Aim: Return all the entries exactly, keeping pictures out.

━━━ Stored data ━━━

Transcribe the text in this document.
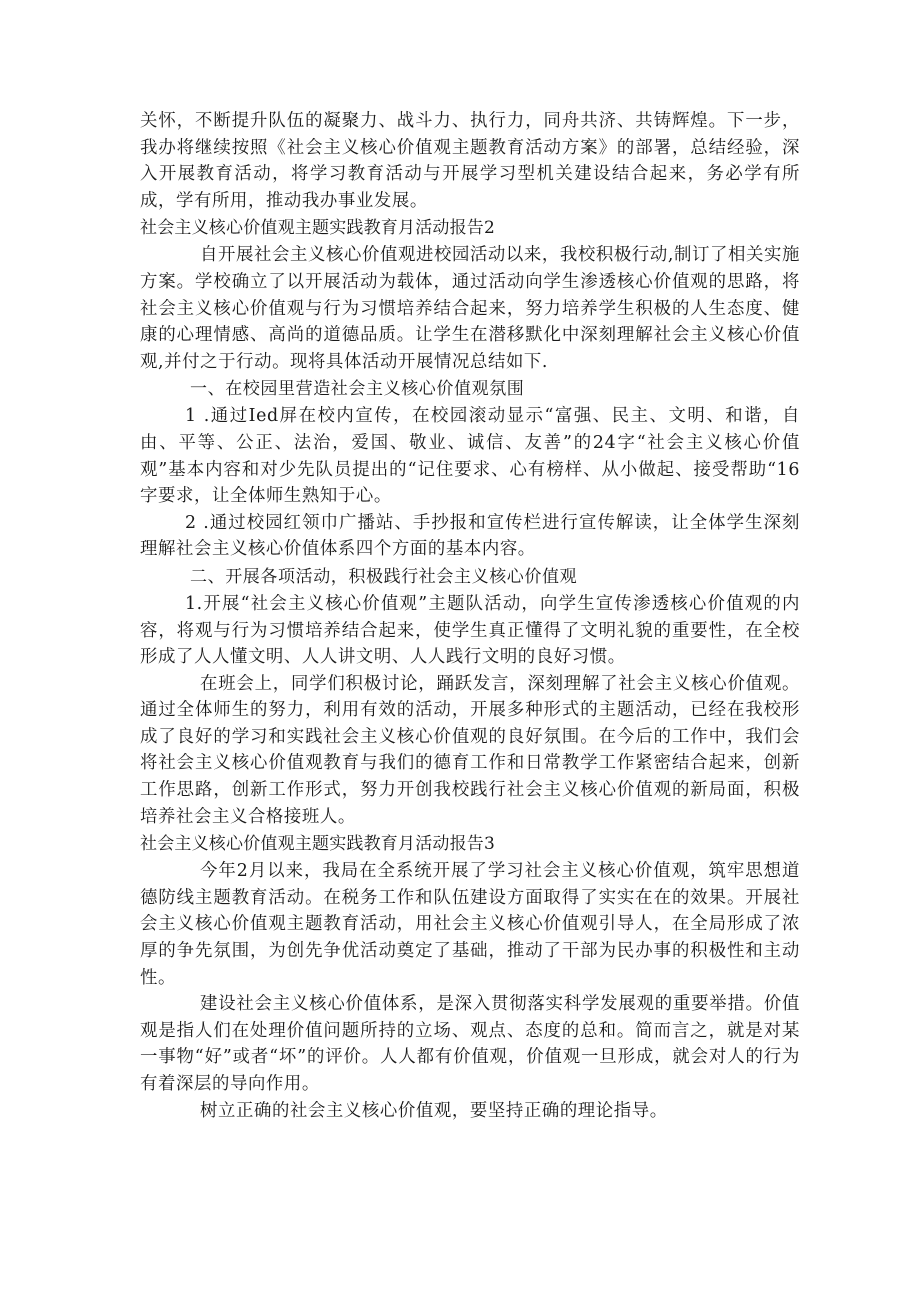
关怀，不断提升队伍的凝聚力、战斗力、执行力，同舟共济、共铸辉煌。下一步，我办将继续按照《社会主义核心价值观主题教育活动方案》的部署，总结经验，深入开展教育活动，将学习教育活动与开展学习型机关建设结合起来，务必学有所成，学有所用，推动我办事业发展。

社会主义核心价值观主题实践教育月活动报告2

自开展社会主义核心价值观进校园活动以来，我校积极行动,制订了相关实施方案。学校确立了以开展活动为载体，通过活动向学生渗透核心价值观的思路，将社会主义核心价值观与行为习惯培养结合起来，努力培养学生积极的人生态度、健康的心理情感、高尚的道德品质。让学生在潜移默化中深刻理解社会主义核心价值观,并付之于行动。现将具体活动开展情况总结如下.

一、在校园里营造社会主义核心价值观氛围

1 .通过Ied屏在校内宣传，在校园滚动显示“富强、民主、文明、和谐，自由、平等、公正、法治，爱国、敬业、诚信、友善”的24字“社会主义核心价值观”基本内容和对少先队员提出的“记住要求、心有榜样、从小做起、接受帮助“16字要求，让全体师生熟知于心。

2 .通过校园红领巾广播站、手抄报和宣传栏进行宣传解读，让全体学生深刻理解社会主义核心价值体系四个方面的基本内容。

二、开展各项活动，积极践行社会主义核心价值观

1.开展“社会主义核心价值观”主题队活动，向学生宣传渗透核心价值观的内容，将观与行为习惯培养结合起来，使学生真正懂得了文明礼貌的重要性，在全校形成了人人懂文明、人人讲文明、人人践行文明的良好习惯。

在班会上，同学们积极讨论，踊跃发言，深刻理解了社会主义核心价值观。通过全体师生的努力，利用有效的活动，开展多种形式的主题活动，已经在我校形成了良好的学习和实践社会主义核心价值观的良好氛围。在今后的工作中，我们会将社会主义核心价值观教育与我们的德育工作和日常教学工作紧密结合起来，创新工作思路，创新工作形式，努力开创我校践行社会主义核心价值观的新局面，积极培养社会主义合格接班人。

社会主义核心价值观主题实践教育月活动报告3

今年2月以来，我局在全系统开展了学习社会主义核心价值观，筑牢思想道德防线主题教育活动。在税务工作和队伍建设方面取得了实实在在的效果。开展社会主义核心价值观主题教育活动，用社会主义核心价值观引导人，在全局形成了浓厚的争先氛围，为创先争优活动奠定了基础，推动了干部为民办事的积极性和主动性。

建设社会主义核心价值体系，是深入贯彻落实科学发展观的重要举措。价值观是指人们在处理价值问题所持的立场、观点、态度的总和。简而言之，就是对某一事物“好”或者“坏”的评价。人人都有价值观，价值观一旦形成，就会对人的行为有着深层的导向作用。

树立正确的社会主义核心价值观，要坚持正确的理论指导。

━━━

Answer to the exercise:
Transcribe the text in this document.
关怀，不断提升队伍的凝聚力、战斗力、执行力，同舟共济、共铸辉煌。下一步，我办将继续按照《社会主义核心价值观主题教育活动方案》的部署，总结经验，深入开展教育活动，将学习教育活动与开展学习型机关建设结合起来，务必学有所成，学有所用，推动我办事业发展。

社会主义核心价值观主题实践教育月活动报告2

自开展社会主义核心价值观进校园活动以来，我校积极行动,制订了相关实施方案。学校确立了以开展活动为载体，通过活动向学生渗透核心价值观的思路，将社会主义核心价值观与行为习惯培养结合起来，努力培养学生积极的人生态度、健康的心理情感、高尚的道德品质。让学生在潜移默化中深刻理解社会主义核心价值观,并付之于行动。现将具体活动开展情况总结如下.

一、在校园里营造社会主义核心价值观氛围

1 .通过Ied屏在校内宣传，在校园滚动显示“富强、民主、文明、和谐，自由、平等、公正、法治，爱国、敬业、诚信、友善”的24字“社会主义核心价值观”基本内容和对少先队员提出的“记住要求、心有榜样、从小做起、接受帮助“16字要求，让全体师生熟知于心。

2 .通过校园红领巾广播站、手抄报和宣传栏进行宣传解读，让全体学生深刻理解社会主义核心价值体系四个方面的基本内容。

二、开展各项活动，积极践行社会主义核心价值观

1.开展“社会主义核心价值观”主题队活动，向学生宣传渗透核心价值观的内容，将观与行为习惯培养结合起来，使学生真正懂得了文明礼貌的重要性，在全校形成了人人懂文明、人人讲文明、人人践行文明的良好习惯。

在班会上，同学们积极讨论，踊跃发言，深刻理解了社会主义核心价值观。通过全体师生的努力，利用有效的活动，开展多种形式的主题活动，已经在我校形成了良好的学习和实践社会主义核心价值观的良好氛围。在今后的工作中，我们会将社会主义核心价值观教育与我们的德育工作和日常教学工作紧密结合起来，创新工作思路，创新工作形式，努力开创我校践行社会主义核心价值观的新局面，积极培养社会主义合格接班人。

社会主义核心价值观主题实践教育月活动报告3

今年2月以来，我局在全系统开展了学习社会主义核心价值观，筑牢思想道德防线主题教育活动。在税务工作和队伍建设方面取得了实实在在的效果。开展社会主义核心价值观主题教育活动，用社会主义核心价值观引导人，在全局形成了浓厚的争先氛围，为创先争优活动奠定了基础，推动了干部为民办事的积极性和主动性。

建设社会主义核心价值体系，是深入贯彻落实科学发展观的重要举措。价值观是指人们在处理价值问题所持的立场、观点、态度的总和。简而言之，就是对某一事物“好”或者“坏”的评价。人人都有价值观，价值观一旦形成，就会对人的行为有着深层的导向作用。

树立正确的社会主义核心价值观，要坚持正确的理论指导。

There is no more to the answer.